REQUIRED WORK: Below are some records. Say in a single number how many of their lines include the word "المتوفى".

DATA FOR THE TASK:
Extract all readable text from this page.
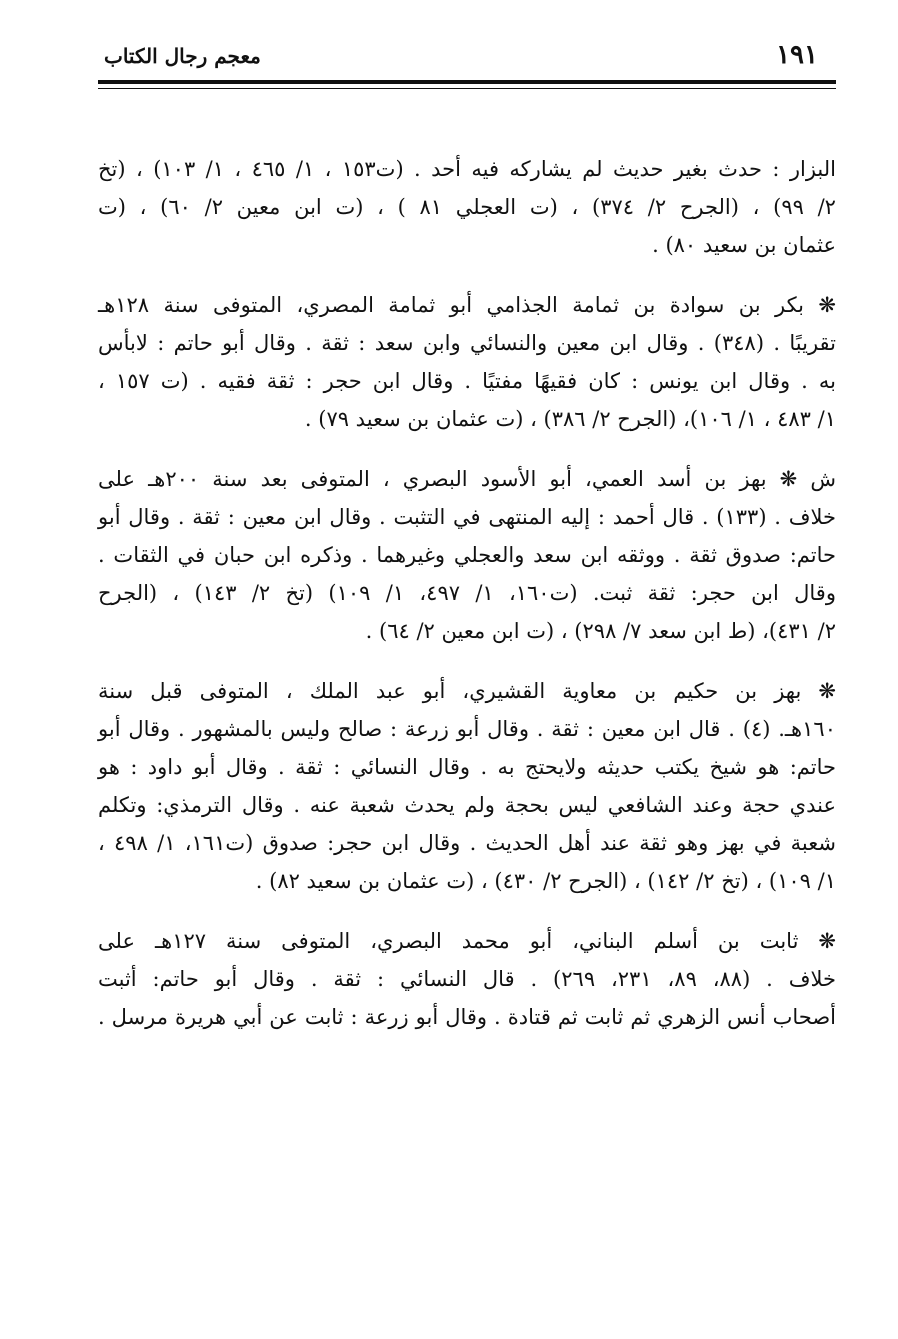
١٩١
معجم رجال الكتاب
البزار : حدث بغير حديث لم يشاركه فيه أحد . (ت١٥٣ ، ١/ ٤٦٥ ، ١/ ١٠٣) ، (تخ
٢/ ٩٩) ، (الجرح ٢/ ٣٧٤) ، (ت العجلي ٨١ ) ، (ت ابن معين ٢/ ٦٠) ، (ت
عثمان بن سعيد ٨٠) .
❋ بكر بن سوادة بن ثمامة الجذامي أبو ثمامة المصري، المتوفى سنة ١٢٨هـ
تقريبًا . (٣٤٨) . وقال ابن معين والنسائي وابن سعد : ثقة . وقال أبو حاتم : لابأس
به . وقال ابن يونس : كان فقيهًا مفتيًا . وقال ابن حجر : ثقة فقيه . (ت ١٥٧ ،
١/ ٤٨٣ ، ١/ ١٠٦)، (الجرح ٢/ ٣٨٦) ، (ت عثمان بن سعيد ٧٩) .
ش ❋ بهز بن أسد العمي، أبو الأسود البصري ، المتوفى بعد سنة ٢٠٠هـ على
خلاف . (١٣٣) . قال أحمد : إليه المنتهى في التثبت . وقال ابن معين : ثقة . وقال أبو
حاتم: صدوق ثقة . ووثقه ابن سعد والعجلي وغيرهما . وذكره ابن حبان في الثقات .
وقال ابن حجر: ثقة ثبت. (ت١٦٠، ١/ ٤٩٧، ١/ ١٠٩) (تخ ٢/ ١٤٣) ، (الجرح
٢/ ٤٣١)، (ط ابن سعد ٧/ ٢٩٨) ، (ت ابن معين ٢/ ٦٤) .
❋ بهز بن حكيم بن معاوية القشيري، أبو عبد الملك ، المتوفى قبل سنة
١٦٠هـ. (٤) . قال ابن معين : ثقة . وقال أبو زرعة : صالح وليس بالمشهور . وقال أبو
حاتم: هو شيخ يكتب حديثه ولايحتج به . وقال النسائي : ثقة . وقال أبو داود : هو
عندي حجة وعند الشافعي ليس بحجة ولم يحدث شعبة عنه . وقال الترمذي: وتكلم
شعبة في بهز وهو ثقة عند أهل الحديث . وقال ابن حجر: صدوق (ت١٦١، ١/ ٤٩٨ ،
١/ ١٠٩) ، (تخ ٢/ ١٤٢) ، (الجرح ٢/ ٤٣٠) ، (ت عثمان بن سعيد ٨٢) .
❋ ثابت بن أسلم البناني، أبو محمد البصري، المتوفى سنة ١٢٧هـ على
خلاف . (٨٨، ٨٩، ٢٣١، ٢٦٩) . قال النسائي : ثقة . وقال أبو حاتم: أثبت
أصحاب أنس الزهري ثم ثابت ثم قتادة . وقال أبو زرعة : ثابت عن أبي هريرة مرسل .
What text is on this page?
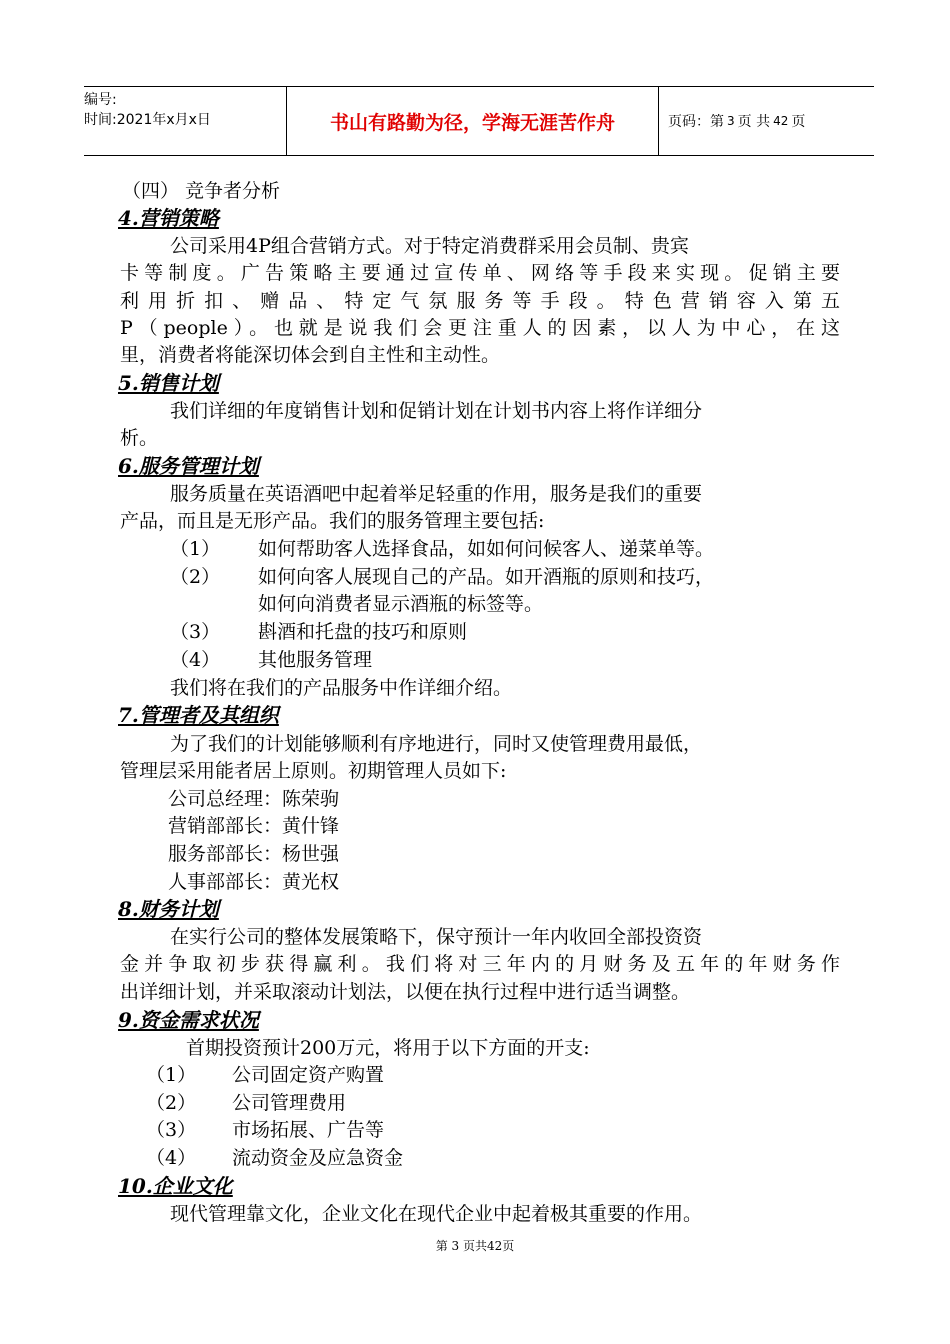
编号:
时间:2021年x月x日	书山有路勤为径，学海无涯苦作舟	页码：第 3 页 共 42 页
（四） 竞争者分析
4.营销策略
公司采用4P组合营销方式。对于特定消费群采用会员制、贵宾
卡等制度。广告策略主要通过宣传单、网络等手段来实现。促销主要
利用折扣、赠品、特定气氛服务等手段。特色营销容入第五
P（people）。也就是说我们会更注重人的因素，以人为中心，在这
里，消费者将能深切体会到自主性和主动性。
5.销售计划
我们详细的年度销售计划和促销计划在计划书内容上将作详细分
析。
6.服务管理计划
服务质量在英语酒吧中起着举足轻重的作用，服务是我们的重要
产品，而且是无形产品。我们的服务管理主要包括:
（1） 如何帮助客人选择食品，如如何问候客人、递菜单等。
（2） 如何向客人展现自己的产品。如开酒瓶的原则和技巧，
如何向消费者显示酒瓶的标签等。
（3） 斟酒和托盘的技巧和原则
（4） 其他服务管理
我们将在我们的产品服务中作详细介绍。
7.管理者及其组织
为了我们的计划能够顺利有序地进行，同时又使管理费用最低，
管理层采用能者居上原则。初期管理人员如下:
公司总经理：陈荣驹
营销部部长：黄什锋
服务部部长：杨世强
人事部部长：黄光权
8.财务计划
在实行公司的整体发展策略下，保守预计一年内收回全部投资资
金并争取初步获得赢利。我们将对三年内的月财务及五年的年财务作
出详细计划，并采取滚动计划法，以便在执行过程中进行适当调整。
9.资金需求状况
首期投资预计200万元，将用于以下方面的开支:
（1） 公司固定资产购置
（2） 公司管理费用
（3） 市场拓展、广告等
（4） 流动资金及应急资金
10.企业文化
现代管理靠文化，企业文化在现代企业中起着极其重要的作用。
第 3 页共42页
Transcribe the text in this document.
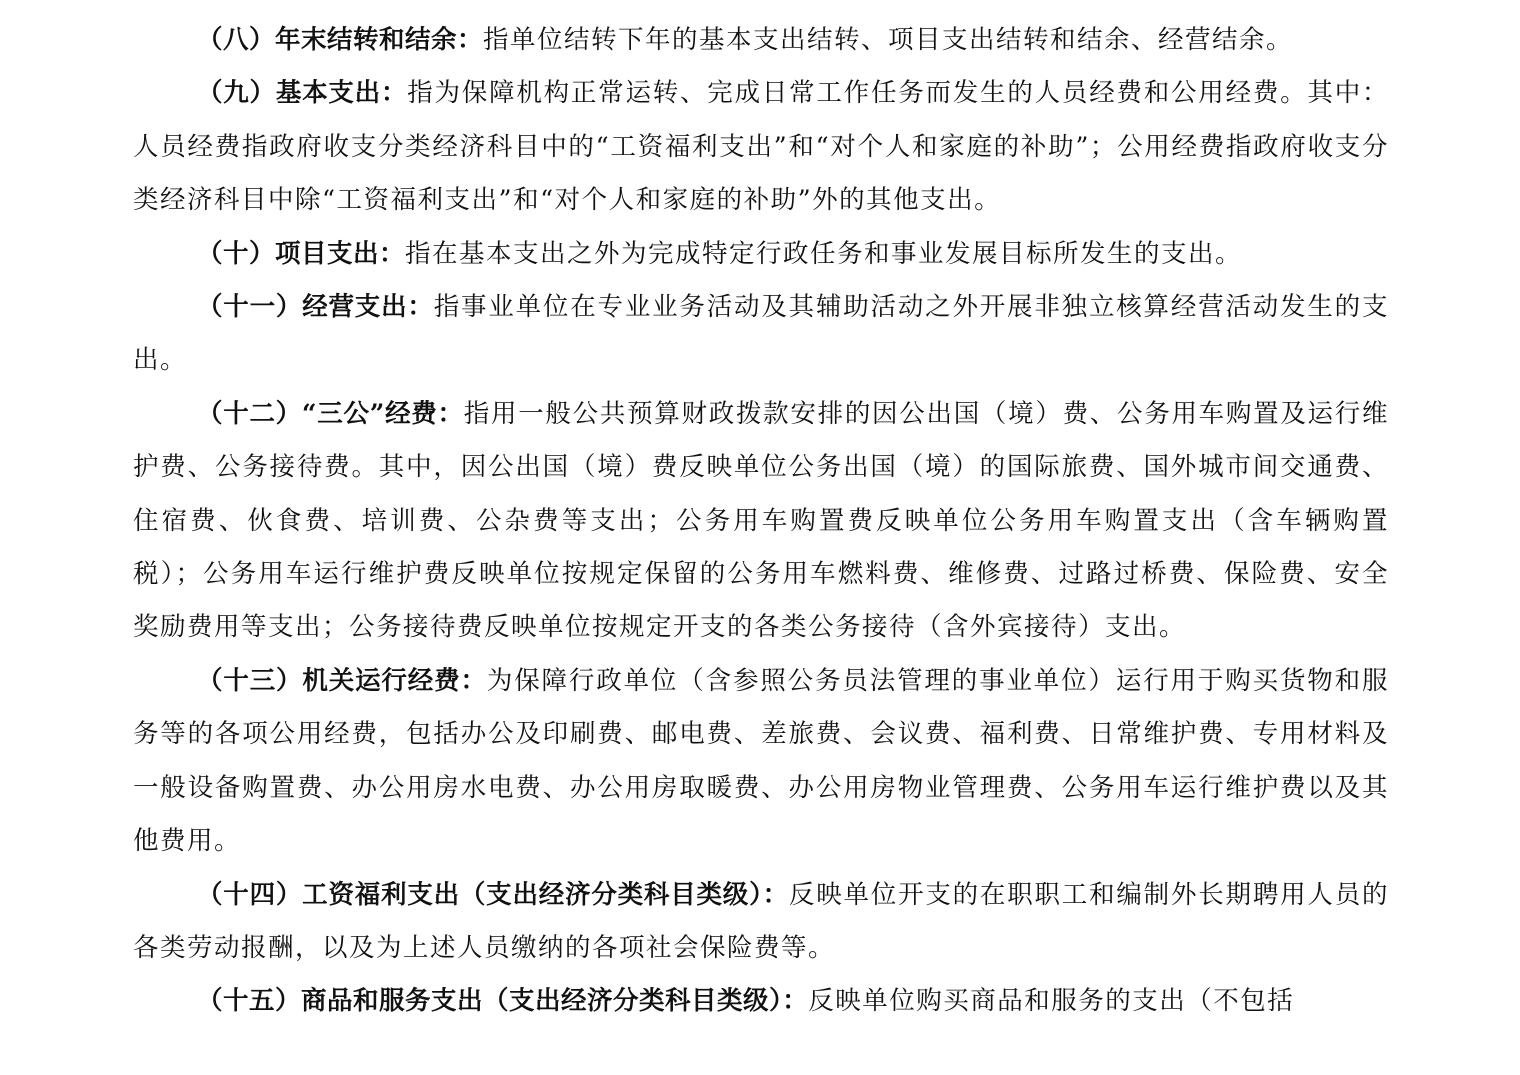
（八）年末结转和结余：指单位结转下年的基本支出结转、项目支出结转和结余、经营结余。

（九）基本支出：指为保障机构正常运转、完成日常工作任务而发生的人员经费和公用经费。其中：人员经费指政府收支分类经济科目中的“工资福利支出”和“对个人和家庭的补助”；公用经费指政府收支分类经济科目中除“工资福利支出”和“对个人和家庭的补助”外的其他支出。

（十）项目支出：指在基本支出之外为完成特定行政任务和事业发展目标所发生的支出。

（十一）经营支出：指事业单位在专业业务活动及其辅助活动之外开展非独立核算经营活动发生的支出。

（十二）“三公”经费：指用一般公共预算财政拨款安排的因公出国（境）费、公务用车购置及运行维护费、公务接待费。其中，因公出国（境）费反映单位公务出国（境）的国际旅费、国外城市间交通费、住宿费、伙食费、培训费、公杂费等支出；公务用车购置费反映单位公务用车购置支出（含车辆购置税）；公务用车运行维护费反映单位按规定保留的公务用车燃料费、维修费、过路过桥费、保险费、安全奖励费用等支出；公务接待费反映单位按规定开支的各类公务接待（含外宾接待）支出。

（十三）机关运行经费：为保障行政单位（含参照公务员法管理的事业单位）运行用于购买货物和服务等的各项公用经费，包括办公及印刷费、邮电费、差旅费、会议费、福利费、日常维护费、专用材料及一般设备购置费、办公用房水电费、办公用房取暖费、办公用房物业管理费、公务用车运行维护费以及其他费用。

（十四）工资福利支出（支出经济分类科目类级）：反映单位开支的在职职工和编制外长期聘用人员的各类劳动报酬，以及为上述人员缴纳的各项社会保险费等。

（十五）商品和服务支出（支出经济分类科目类级）：反映单位购买商品和服务的支出（不包括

RESPONSE TO THIS EXERCISE: 4